---- ENTRIES SHOWN
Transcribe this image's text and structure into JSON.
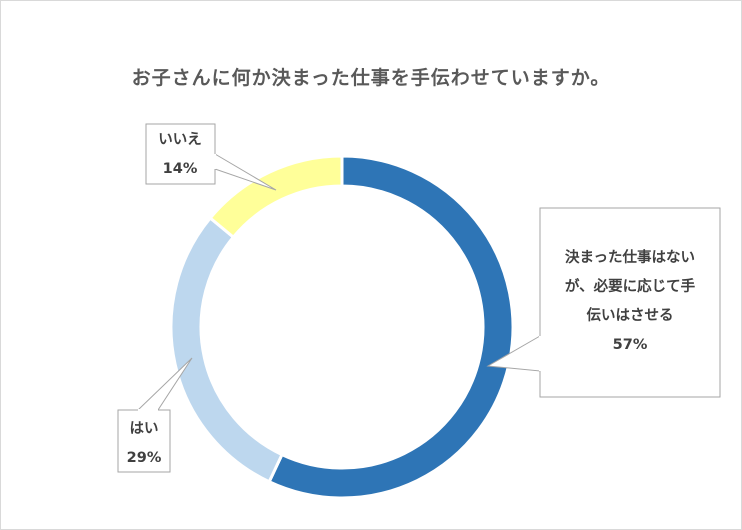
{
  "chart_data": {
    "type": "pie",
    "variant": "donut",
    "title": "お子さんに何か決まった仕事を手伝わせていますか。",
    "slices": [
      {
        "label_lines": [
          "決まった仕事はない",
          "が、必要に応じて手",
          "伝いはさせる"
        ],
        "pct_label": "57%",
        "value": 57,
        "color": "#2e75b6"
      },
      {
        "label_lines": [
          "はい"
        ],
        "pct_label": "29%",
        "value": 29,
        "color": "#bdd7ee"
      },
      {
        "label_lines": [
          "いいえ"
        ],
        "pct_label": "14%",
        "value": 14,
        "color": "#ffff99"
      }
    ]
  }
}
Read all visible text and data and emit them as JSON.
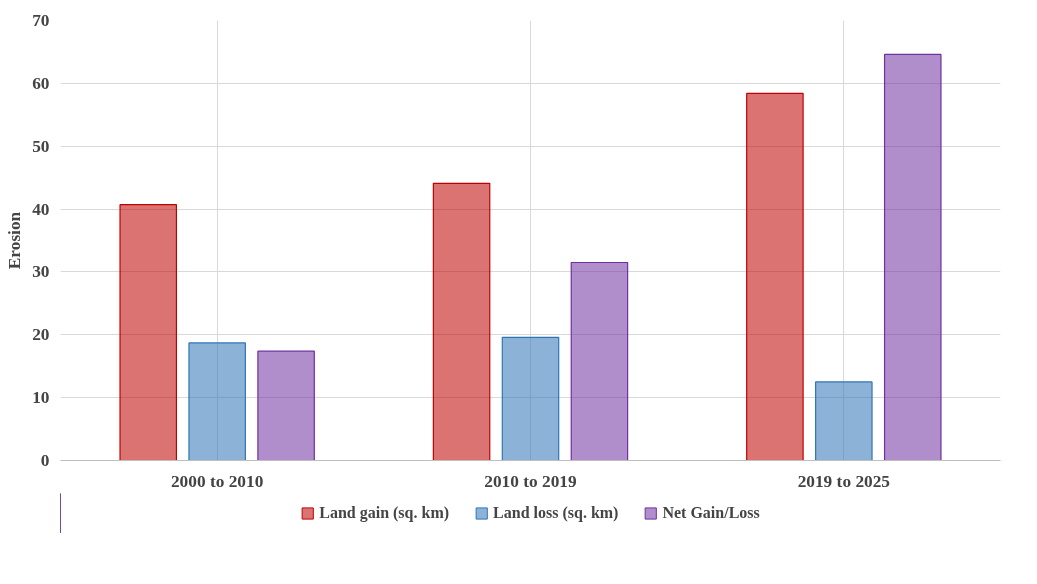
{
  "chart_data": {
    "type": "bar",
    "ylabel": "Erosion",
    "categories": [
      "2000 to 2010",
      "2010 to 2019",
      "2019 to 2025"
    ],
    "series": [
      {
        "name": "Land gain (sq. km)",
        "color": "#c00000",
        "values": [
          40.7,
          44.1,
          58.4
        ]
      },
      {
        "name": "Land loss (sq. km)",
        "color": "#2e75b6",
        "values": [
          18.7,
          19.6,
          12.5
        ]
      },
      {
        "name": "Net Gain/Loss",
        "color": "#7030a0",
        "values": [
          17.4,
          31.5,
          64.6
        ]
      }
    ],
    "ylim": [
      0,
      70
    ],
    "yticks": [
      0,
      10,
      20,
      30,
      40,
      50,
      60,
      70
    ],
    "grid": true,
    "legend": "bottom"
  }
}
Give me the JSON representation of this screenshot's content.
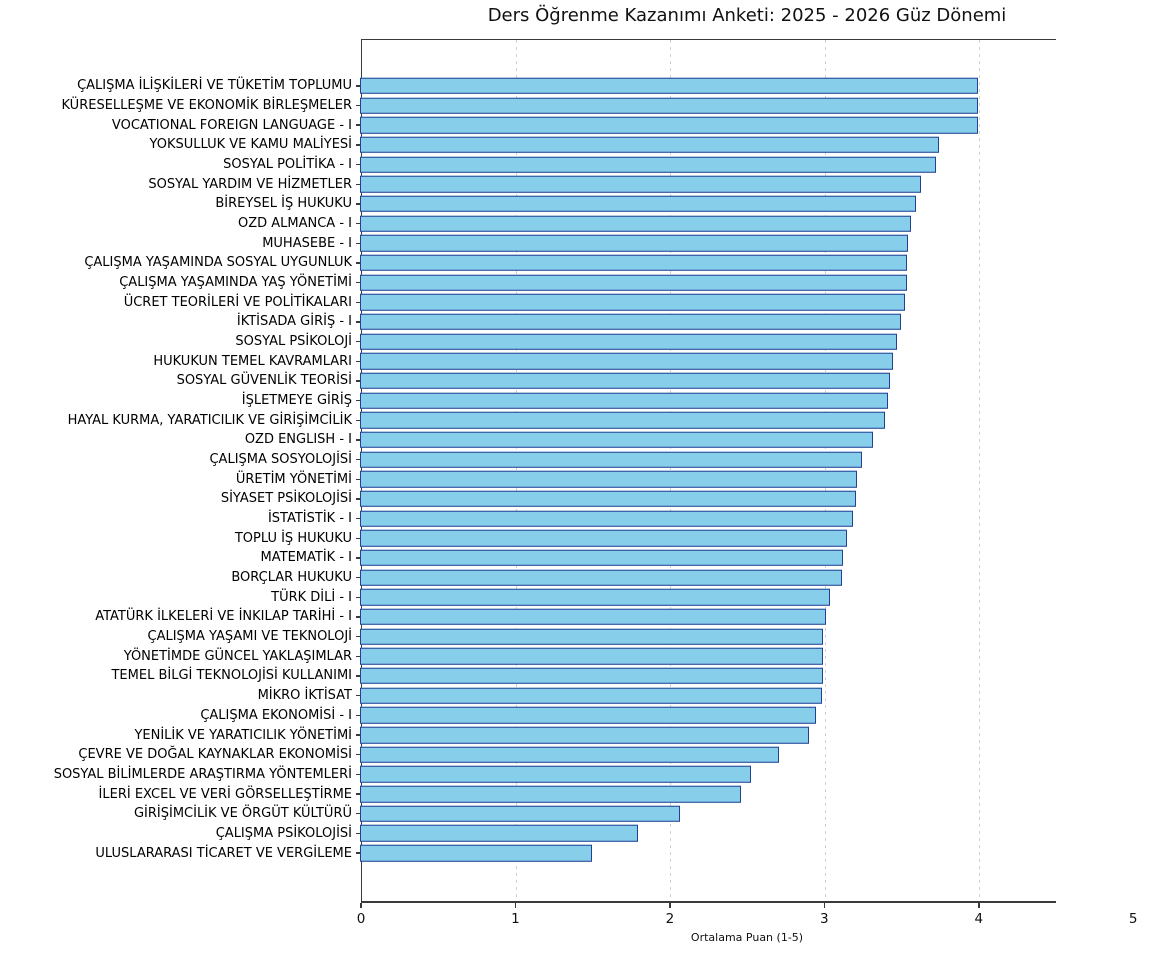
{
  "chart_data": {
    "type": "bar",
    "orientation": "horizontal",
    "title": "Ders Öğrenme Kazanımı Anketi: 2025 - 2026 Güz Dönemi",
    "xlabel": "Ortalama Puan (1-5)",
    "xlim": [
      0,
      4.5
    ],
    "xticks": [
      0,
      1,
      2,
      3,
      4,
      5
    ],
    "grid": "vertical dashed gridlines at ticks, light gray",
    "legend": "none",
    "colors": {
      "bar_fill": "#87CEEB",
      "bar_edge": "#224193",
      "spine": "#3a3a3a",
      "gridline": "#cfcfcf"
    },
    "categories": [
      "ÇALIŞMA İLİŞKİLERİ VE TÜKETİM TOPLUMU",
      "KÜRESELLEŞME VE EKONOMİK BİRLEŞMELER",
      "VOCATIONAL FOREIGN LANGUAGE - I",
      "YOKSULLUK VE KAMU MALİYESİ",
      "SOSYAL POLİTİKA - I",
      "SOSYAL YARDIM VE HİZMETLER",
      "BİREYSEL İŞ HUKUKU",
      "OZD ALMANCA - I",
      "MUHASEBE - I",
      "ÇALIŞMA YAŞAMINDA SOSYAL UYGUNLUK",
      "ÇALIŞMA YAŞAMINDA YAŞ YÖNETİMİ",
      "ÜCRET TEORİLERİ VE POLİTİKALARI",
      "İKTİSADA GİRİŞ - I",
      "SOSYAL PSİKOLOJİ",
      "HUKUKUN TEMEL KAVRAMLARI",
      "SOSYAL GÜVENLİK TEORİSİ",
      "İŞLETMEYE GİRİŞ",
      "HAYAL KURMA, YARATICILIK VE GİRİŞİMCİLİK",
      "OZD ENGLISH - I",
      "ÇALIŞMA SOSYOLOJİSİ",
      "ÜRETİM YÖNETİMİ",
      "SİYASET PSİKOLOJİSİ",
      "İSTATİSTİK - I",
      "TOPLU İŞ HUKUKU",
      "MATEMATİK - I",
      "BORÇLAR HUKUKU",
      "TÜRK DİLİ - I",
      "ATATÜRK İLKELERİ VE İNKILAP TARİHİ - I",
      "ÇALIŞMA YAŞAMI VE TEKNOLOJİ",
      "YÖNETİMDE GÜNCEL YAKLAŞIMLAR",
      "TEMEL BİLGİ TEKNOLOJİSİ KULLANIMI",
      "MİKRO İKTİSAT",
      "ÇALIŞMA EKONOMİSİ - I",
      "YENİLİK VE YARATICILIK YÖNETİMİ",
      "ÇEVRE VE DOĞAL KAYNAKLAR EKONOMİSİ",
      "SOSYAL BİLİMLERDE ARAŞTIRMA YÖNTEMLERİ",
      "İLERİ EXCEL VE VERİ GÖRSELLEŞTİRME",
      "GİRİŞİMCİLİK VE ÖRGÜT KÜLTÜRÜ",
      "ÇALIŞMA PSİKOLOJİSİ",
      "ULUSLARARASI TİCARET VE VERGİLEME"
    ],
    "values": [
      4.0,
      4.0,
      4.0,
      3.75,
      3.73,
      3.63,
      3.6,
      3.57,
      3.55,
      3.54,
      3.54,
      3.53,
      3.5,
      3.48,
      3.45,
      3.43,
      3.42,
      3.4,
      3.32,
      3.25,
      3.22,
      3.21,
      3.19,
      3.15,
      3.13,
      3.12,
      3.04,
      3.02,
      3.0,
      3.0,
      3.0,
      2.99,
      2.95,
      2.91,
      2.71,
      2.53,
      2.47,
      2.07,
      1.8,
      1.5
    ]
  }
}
--------
---- ENTRIES SHOWN
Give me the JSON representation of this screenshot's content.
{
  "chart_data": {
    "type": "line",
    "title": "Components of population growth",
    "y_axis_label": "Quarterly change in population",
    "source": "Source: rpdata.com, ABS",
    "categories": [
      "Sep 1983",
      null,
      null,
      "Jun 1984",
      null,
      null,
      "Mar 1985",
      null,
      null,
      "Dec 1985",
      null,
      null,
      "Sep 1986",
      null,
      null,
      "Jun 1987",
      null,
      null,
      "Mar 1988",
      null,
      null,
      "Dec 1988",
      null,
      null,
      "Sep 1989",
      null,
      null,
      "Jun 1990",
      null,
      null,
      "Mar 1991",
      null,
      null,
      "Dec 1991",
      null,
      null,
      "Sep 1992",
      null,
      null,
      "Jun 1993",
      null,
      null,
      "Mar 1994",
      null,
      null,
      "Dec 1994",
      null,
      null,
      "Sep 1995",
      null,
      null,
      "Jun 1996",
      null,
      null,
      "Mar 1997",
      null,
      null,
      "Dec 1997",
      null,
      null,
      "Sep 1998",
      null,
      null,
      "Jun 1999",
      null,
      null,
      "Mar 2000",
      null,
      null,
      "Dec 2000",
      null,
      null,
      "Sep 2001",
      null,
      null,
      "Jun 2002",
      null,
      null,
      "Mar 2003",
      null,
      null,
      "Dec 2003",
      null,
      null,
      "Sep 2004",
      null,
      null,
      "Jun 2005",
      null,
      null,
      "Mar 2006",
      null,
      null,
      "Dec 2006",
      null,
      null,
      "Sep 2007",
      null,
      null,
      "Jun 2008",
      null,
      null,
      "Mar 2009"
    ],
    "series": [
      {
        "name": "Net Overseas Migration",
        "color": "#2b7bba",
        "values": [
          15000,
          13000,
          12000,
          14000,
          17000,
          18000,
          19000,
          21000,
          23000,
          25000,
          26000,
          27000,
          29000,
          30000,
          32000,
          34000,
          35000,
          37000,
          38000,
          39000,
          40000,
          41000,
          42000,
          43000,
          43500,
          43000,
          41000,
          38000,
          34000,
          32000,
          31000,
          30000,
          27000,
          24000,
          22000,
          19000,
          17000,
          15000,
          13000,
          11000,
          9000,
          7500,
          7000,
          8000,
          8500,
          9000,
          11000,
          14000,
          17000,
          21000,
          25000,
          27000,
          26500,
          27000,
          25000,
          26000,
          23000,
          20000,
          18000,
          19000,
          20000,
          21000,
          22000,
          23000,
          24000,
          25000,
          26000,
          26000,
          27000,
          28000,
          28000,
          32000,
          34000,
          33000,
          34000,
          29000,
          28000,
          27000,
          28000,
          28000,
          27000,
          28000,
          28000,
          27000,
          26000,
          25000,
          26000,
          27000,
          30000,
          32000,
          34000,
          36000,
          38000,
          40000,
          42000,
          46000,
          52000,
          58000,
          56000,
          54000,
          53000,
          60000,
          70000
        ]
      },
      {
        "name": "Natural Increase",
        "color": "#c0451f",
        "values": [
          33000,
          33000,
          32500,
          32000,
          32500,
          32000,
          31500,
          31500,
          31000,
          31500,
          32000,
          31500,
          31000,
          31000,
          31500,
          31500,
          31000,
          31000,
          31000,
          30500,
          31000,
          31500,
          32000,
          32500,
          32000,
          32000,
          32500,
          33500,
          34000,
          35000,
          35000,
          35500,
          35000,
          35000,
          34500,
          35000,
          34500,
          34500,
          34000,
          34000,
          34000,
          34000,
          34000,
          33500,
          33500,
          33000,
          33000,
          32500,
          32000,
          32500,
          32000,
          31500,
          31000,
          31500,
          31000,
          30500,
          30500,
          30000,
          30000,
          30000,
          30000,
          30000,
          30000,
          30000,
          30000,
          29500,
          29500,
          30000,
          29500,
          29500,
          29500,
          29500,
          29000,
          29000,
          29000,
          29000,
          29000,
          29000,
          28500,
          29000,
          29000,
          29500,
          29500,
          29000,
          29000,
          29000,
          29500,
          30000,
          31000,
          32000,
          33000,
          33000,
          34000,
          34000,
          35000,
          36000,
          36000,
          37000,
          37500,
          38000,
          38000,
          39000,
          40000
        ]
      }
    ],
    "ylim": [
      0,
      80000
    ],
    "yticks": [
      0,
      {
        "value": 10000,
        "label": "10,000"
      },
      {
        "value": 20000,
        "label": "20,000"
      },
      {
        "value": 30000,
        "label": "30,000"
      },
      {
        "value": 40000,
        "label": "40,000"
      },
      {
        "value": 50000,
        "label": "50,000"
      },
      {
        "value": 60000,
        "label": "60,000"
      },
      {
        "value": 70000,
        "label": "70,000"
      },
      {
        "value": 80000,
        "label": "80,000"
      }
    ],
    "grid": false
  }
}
--------
◆ CHALLENGE:
Return each line of the data that contains the string "SOSYAL".

◆ WRITTEN ANSWER:
      "SOSYAL POLİTİKA - I",
      "SOSYAL YARDIM VE HİZMETLER",
      "ÇALIŞMA YAŞAMINDA SOSYAL UYGUNLUK",
      "SOSYAL PSİKOLOJİ",
      "SOSYAL GÜVENLİK TEORİSİ",
      "SOSYAL BİLİMLERDE ARAŞTIRMA YÖNTEMLERİ",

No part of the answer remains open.